- Records that describe figures:
— START —
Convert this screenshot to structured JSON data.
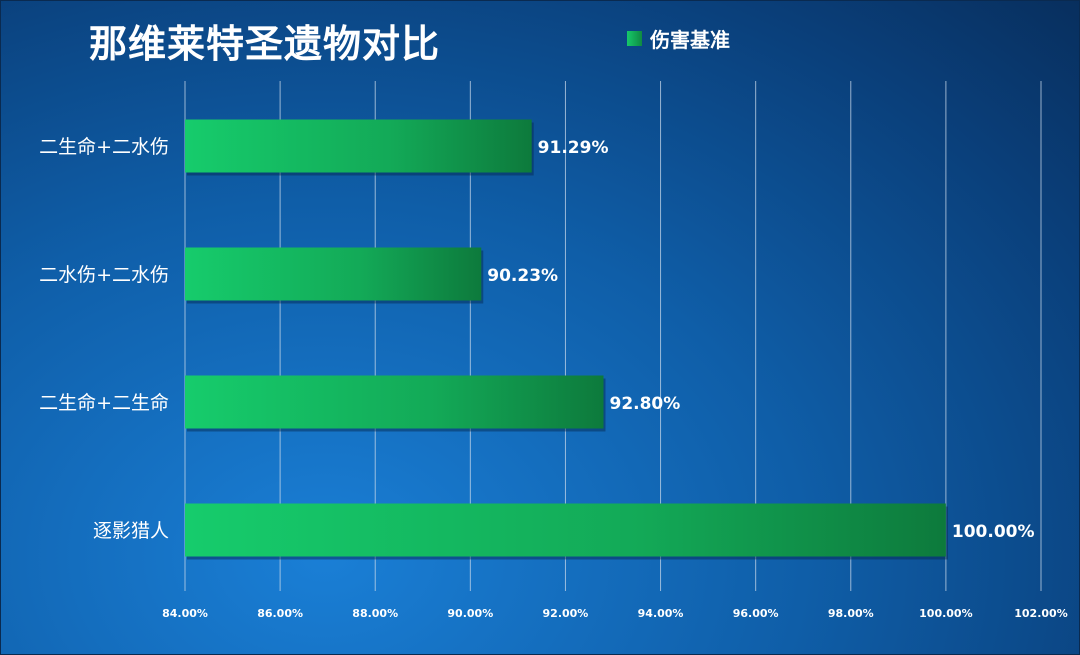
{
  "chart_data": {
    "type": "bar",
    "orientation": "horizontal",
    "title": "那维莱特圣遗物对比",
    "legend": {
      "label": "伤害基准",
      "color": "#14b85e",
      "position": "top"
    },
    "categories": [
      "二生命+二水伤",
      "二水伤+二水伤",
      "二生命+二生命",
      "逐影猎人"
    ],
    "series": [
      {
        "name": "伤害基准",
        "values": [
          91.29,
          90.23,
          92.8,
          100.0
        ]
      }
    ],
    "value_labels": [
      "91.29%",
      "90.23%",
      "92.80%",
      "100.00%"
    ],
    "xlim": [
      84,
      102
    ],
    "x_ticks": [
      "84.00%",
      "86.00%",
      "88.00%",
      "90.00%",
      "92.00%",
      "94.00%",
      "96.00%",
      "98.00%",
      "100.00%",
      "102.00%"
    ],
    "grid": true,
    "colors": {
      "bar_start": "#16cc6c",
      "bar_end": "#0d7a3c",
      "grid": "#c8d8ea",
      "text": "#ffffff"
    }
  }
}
— END —
— START —
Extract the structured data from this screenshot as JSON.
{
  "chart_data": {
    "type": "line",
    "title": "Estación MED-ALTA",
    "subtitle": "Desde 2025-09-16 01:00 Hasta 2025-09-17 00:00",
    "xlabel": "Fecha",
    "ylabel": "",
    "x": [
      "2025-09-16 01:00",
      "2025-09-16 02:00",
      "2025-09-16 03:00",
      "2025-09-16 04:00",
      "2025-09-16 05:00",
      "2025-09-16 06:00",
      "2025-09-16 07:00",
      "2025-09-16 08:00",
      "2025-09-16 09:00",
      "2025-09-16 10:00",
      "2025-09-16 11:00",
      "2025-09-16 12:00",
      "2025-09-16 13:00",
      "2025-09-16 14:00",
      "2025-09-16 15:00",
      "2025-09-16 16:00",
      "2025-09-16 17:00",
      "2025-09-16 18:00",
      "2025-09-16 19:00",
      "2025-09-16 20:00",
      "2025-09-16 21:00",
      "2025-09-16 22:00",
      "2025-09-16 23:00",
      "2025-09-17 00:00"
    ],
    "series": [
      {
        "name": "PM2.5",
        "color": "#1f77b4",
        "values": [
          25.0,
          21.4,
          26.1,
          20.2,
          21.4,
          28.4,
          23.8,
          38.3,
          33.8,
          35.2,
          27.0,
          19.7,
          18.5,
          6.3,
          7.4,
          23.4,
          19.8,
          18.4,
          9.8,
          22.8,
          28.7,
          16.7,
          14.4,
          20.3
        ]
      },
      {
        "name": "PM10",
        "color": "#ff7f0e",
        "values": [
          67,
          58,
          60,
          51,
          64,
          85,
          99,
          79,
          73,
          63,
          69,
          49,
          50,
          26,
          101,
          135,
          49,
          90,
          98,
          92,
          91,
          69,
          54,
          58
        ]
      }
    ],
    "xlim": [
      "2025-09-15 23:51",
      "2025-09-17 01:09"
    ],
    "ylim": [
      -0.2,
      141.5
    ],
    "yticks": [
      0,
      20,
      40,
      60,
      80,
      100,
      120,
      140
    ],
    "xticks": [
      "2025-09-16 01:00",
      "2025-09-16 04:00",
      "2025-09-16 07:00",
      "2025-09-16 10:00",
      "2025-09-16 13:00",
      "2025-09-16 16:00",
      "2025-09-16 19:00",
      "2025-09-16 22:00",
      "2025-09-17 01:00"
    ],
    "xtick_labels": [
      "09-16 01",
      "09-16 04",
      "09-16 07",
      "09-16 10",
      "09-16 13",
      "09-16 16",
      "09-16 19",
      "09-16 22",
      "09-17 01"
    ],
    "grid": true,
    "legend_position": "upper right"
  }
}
— END —
— START —
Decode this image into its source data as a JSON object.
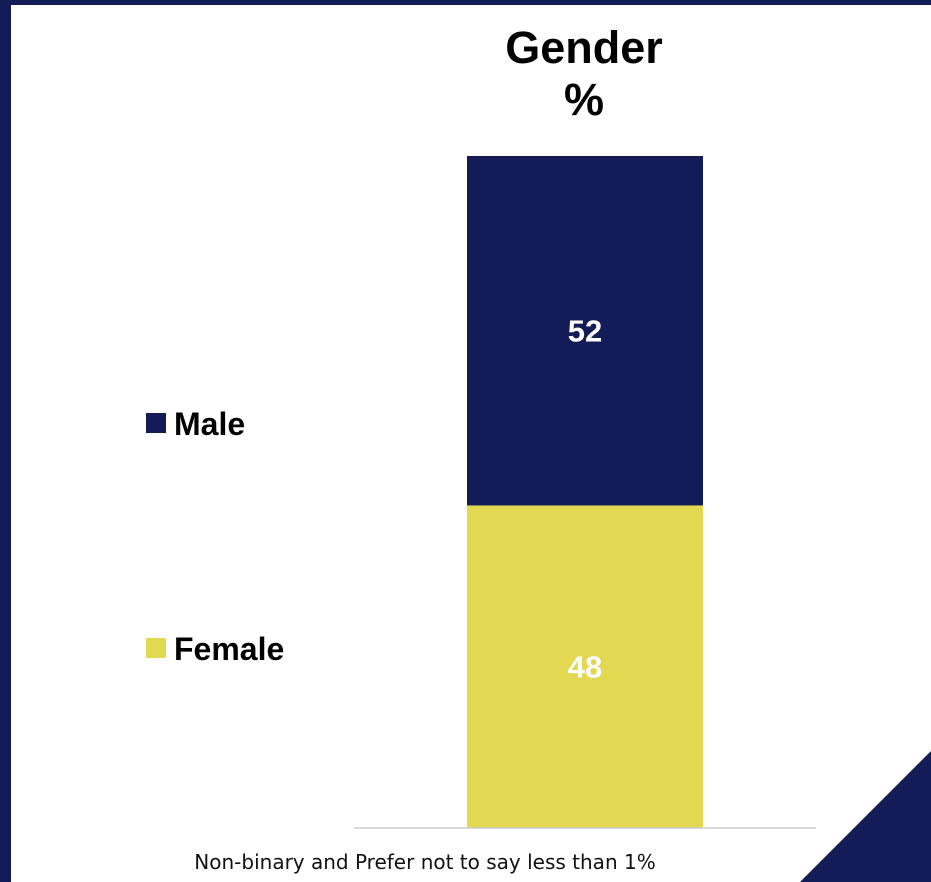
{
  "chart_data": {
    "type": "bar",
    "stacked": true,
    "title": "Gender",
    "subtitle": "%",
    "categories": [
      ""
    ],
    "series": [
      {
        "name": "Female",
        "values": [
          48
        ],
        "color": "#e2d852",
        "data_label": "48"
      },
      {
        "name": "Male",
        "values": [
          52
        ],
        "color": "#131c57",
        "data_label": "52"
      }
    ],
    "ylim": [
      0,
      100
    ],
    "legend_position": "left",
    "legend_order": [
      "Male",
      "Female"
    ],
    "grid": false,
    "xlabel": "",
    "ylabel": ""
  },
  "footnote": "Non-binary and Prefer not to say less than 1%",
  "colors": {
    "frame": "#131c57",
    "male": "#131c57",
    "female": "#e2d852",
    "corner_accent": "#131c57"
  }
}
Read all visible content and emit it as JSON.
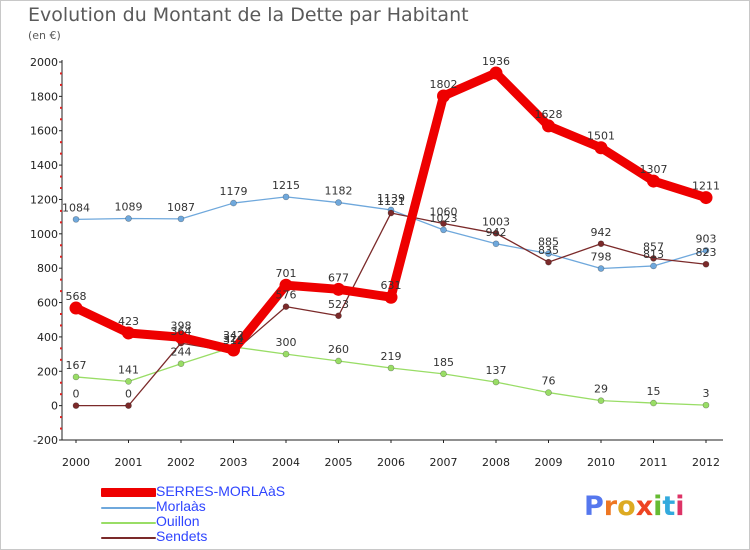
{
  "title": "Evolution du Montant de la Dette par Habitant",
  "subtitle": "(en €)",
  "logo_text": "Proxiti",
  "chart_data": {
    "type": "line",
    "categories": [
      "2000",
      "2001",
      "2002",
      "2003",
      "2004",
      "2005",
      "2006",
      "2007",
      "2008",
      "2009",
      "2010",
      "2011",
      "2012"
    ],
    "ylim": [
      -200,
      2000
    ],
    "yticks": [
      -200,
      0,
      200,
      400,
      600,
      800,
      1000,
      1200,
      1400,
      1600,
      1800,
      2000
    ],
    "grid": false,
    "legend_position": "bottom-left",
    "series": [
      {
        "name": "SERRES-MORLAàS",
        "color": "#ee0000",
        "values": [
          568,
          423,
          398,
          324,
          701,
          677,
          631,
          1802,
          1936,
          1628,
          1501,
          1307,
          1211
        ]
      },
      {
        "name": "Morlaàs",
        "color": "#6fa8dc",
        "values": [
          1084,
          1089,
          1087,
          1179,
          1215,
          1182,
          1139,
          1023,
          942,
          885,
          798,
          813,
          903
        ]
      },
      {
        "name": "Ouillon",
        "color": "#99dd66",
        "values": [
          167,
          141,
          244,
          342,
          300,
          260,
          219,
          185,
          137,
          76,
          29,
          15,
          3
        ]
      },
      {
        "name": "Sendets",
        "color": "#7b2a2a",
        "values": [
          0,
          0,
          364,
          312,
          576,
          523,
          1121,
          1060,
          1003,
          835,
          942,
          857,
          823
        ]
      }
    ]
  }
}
— END —
- The exercise:
The word "screenshot" appears in how many lines of the records? Give the number only.

- Written response:
2